**Exercise**
Reproduce the passage of the seccomp_user_notif(2) mailing-list message starting at "On Thu, Oct 01, 2020 at 08:18:49PM" and ending at "Michael Kerrisk (man-pages)", character for character.

**Selected excerpt**
============

All of lore.kernel.org
 help / color / mirror / Atom feed
From: Tycho Andersen <tycho@tycho.pizza>
To: Jann Horn <jannh@google.com>
Cc: linux-man <linux-man@vger.kernel.org>,
	Song Liu <songliubraving@fb.com>, Will Drewry <wad@chromium.org>,
	Kees Cook <keescook@chromium.org>,
	Daniel Borkmann <daniel@iogearbox.net>,
	Giuseppe Scrivano <gscrivan@redhat.com>,
	Robert Sesek <rsesek@google.com>,
	Linux Containers <containers@lists.linux-foundation.org>,
	lkml <linux-kernel@vger.kernel.org>,
	Alexei Starovoitov <ast@kernel.org>,
	Christian Brauner <christian.brauner@canonical.com>,
	"Michael Kerrisk \(man-pages\)" <mtk.manpages@gmail.com>,
	bpf <bpf@vger.kernel.org>, Andy Lutomirski <luto@amacapital.net>,
	Christian Brauner <christian@brauner.io>
Subject: Re: For review: seccomp_user_notif(2) manual page
Date: Thu, 1 Oct 2020 12:56:31 -0600	[thread overview]
Message-ID: <20201001185631.GD1260245@cisco> (raw)
In-Reply-To: <CAG48ez1W+Ym5=-PdUhyei_UCJov0agEF4YVyARL=pooWYmdEAg@mail.gmail.com>

On Thu, Oct 01, 2020 at 08:18:49PM +0200, Jann Horn wrote:
> On Thu, Oct 1, 2020 at 6:58 PM Tycho Andersen <tycho@tycho.pizza> wrote:
> > On Thu, Oct 01, 2020 at 05:47:54PM +0200, Jann Horn via Containers wrote:
> > > On Thu, Oct 1, 2020 at 2:54 PM Christian Brauner
> > > <christian.brauner@canonical.com> wrote:
> > > > On Wed, Sep 30, 2020 at 05:53:46PM +0200, Jann Horn via Containers wrote:
> > > > > On Wed, Sep 30, 2020 at 1:07 PM Michael Kerrisk (man-pages)
> > > > > <mtk.manpages@gmail.com> wrote:
> > > > > > NOTES
> > > > > >        The file descriptor returned when seccomp(2) is employed with the
> > > > > >        SECCOMP_FILTER_FLAG_NEW_LISTENER  flag  can  be  monitored  using
> > > > > >        poll(2), epoll(7), and select(2).  When a notification  is  pend‐
> > > > > >        ing,  these interfaces indicate that the file descriptor is read‐
> > > > > >        able.

============

**Provided material**

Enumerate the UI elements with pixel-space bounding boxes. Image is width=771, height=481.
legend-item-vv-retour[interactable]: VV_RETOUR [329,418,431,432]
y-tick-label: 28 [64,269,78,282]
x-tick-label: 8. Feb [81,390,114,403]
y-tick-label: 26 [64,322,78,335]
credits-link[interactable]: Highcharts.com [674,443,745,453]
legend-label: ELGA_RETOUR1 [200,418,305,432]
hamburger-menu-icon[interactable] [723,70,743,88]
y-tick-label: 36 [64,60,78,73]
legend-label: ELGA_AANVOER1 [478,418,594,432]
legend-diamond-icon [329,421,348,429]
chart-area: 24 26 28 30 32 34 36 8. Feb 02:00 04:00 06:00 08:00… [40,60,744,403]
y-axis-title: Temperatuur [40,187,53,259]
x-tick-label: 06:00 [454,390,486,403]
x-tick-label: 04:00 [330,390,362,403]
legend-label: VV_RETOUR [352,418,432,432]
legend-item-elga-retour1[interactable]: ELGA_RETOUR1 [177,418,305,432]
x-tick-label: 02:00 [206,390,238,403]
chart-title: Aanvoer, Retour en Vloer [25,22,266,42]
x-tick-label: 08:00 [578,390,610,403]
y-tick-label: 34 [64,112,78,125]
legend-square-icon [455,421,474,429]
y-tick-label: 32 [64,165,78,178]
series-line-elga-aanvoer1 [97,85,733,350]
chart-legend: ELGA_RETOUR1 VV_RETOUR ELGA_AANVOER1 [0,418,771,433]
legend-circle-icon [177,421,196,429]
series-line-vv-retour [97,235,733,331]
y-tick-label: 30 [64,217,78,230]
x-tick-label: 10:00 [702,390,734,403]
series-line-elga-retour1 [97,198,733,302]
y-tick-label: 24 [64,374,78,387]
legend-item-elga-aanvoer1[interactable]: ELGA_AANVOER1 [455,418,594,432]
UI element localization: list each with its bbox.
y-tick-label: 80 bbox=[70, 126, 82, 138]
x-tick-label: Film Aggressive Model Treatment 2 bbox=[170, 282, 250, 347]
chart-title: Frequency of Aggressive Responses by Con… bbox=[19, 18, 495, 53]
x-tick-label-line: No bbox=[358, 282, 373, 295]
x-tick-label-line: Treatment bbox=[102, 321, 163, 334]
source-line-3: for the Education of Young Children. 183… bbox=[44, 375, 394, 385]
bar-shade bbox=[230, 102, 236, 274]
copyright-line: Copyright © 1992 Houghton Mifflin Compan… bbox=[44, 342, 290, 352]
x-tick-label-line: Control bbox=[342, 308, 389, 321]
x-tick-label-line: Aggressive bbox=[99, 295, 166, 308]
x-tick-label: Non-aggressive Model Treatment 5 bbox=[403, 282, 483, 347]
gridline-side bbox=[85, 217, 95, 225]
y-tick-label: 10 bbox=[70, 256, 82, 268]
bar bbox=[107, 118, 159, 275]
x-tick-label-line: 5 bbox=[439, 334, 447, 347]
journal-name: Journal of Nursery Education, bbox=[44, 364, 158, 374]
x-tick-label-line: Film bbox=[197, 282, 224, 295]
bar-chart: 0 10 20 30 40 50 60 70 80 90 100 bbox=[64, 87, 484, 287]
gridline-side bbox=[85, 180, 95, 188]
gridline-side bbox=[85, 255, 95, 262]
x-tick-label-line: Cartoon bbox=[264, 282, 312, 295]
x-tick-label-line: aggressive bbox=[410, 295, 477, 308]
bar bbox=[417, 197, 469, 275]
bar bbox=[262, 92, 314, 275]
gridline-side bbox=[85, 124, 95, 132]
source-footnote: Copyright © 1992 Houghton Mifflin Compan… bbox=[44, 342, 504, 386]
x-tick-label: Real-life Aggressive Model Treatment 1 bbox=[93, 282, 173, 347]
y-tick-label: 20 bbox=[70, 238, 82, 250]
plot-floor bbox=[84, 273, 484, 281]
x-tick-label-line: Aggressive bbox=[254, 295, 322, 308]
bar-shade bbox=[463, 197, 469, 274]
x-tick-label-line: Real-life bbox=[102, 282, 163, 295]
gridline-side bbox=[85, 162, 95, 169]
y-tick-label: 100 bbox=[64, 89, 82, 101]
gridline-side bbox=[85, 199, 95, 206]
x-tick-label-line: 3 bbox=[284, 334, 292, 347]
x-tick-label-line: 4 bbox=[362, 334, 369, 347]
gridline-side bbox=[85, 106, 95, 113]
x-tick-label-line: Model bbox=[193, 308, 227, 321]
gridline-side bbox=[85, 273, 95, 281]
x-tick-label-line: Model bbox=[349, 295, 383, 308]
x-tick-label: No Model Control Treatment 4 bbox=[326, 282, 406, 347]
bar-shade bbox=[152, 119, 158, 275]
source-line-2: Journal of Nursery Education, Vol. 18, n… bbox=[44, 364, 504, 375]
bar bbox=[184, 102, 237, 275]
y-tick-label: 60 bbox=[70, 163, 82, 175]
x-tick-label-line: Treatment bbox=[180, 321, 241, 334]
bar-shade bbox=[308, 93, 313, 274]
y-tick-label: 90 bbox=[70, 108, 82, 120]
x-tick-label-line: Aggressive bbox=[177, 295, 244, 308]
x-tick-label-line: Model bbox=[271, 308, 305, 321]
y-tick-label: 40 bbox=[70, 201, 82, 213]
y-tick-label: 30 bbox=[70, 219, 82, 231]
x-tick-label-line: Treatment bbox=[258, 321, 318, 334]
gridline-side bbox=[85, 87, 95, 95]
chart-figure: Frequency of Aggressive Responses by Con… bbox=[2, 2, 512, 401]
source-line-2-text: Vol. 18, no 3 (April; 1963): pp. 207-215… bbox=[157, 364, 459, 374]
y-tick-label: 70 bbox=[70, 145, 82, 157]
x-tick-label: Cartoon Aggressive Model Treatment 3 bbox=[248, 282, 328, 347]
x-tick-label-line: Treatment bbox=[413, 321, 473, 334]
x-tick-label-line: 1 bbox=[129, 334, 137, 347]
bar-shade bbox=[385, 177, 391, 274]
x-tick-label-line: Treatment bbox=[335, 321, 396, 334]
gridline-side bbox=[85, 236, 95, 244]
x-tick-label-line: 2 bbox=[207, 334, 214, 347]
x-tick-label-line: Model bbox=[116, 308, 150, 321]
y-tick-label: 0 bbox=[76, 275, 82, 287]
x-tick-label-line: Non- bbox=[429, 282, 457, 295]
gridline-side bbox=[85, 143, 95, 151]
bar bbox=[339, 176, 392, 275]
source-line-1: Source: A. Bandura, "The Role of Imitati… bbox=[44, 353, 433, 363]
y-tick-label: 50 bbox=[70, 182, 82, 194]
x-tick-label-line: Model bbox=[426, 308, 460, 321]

============

**Full answer**
On Thu, Oct 01, 2020 at 08:18:49PM +0200, Jann Horn wrote:
> On Thu, Oct 1, 2020 at 6:58 PM Tycho Andersen <tycho@tycho.pizza> wrote:
> > On Thu, Oct 01, 2020 at 05:47:54PM +0200, Jann Horn via Containers wrote:
> > > On Thu, Oct 1, 2020 at 2:54 PM Christian Brauner
> > > <christian.brauner@canonical.com> wrote:
> > > > On Wed, Sep 30, 2020 at 05:53:46PM +0200, Jann Horn via Containers wrote:
> > > > > On Wed, Sep 30, 2020 at 1:07 PM Michael Kerrisk (man-pages)